**WRITTEN INSTRUCTION:** Can you retype the records without any changes, starting at the first line and ending at the line that contains "histogram-om-series-1 xyxy=(318,281,507,450)"?

A block of data:

----

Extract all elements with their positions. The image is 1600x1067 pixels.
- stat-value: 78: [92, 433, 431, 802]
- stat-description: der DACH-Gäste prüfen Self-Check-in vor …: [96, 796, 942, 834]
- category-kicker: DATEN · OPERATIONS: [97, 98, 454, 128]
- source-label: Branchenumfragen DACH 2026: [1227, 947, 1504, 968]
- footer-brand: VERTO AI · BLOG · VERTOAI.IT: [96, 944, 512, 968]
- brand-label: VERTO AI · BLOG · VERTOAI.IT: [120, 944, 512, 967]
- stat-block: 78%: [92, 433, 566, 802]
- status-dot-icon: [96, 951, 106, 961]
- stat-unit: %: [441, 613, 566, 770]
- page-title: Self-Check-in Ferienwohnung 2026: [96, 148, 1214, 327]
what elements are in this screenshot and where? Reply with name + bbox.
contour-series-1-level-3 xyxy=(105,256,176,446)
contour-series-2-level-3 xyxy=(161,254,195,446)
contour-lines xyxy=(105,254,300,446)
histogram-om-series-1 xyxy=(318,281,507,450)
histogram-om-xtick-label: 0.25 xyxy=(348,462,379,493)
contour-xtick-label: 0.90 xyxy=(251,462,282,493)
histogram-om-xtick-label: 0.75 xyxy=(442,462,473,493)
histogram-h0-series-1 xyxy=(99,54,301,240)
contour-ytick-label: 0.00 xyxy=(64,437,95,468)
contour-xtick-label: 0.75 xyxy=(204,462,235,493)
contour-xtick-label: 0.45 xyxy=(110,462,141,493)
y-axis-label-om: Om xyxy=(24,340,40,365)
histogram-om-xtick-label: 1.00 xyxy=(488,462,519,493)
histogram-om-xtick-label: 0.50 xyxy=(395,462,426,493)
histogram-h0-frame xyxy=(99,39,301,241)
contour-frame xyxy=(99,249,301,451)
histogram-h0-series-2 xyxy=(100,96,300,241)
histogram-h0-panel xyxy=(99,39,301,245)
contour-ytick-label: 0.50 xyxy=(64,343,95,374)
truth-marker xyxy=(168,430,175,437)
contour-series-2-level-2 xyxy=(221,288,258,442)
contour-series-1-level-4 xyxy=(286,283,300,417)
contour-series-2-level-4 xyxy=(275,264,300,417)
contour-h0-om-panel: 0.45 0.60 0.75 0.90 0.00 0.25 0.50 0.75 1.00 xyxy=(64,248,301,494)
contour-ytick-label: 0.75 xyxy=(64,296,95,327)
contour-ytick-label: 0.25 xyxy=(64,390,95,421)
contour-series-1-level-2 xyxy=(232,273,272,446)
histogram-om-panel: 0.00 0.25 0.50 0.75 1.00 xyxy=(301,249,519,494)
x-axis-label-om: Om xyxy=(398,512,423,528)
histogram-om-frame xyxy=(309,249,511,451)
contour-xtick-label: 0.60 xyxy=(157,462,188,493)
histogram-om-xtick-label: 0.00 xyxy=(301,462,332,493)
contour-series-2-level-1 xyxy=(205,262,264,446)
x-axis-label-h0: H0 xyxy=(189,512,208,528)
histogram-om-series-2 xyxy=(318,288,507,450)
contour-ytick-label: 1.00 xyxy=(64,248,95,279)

----

**EXPECTED ANSWER:**
Extract all elements with their positions. The image is 1600x1067 pixels.
- stat-value: 78: [92, 433, 431, 802]
- stat-description: der DACH-Gäste prüfen Self-Check-in vor …: [96, 796, 942, 834]
- category-kicker: DATEN · OPERATIONS: [97, 98, 454, 128]
- source-label: Branchenumfragen DACH 2026: [1227, 947, 1504, 968]
- footer-brand: VERTO AI · BLOG · VERTOAI.IT: [96, 944, 512, 968]
- brand-label: VERTO AI · BLOG · VERTOAI.IT: [120, 944, 512, 967]
- stat-block: 78%: [92, 433, 566, 802]
- status-dot-icon: [96, 951, 106, 961]
- stat-unit: %: [441, 613, 566, 770]
- page-title: Self-Check-in Ferienwohnung 2026: [96, 148, 1214, 327]
what elements are in this screenshot and where? Reply with name + bbox.
contour-series-1-level-3 xyxy=(105,256,176,446)
contour-series-2-level-3 xyxy=(161,254,195,446)
contour-lines xyxy=(105,254,300,446)
histogram-om-series-1 xyxy=(318,281,507,450)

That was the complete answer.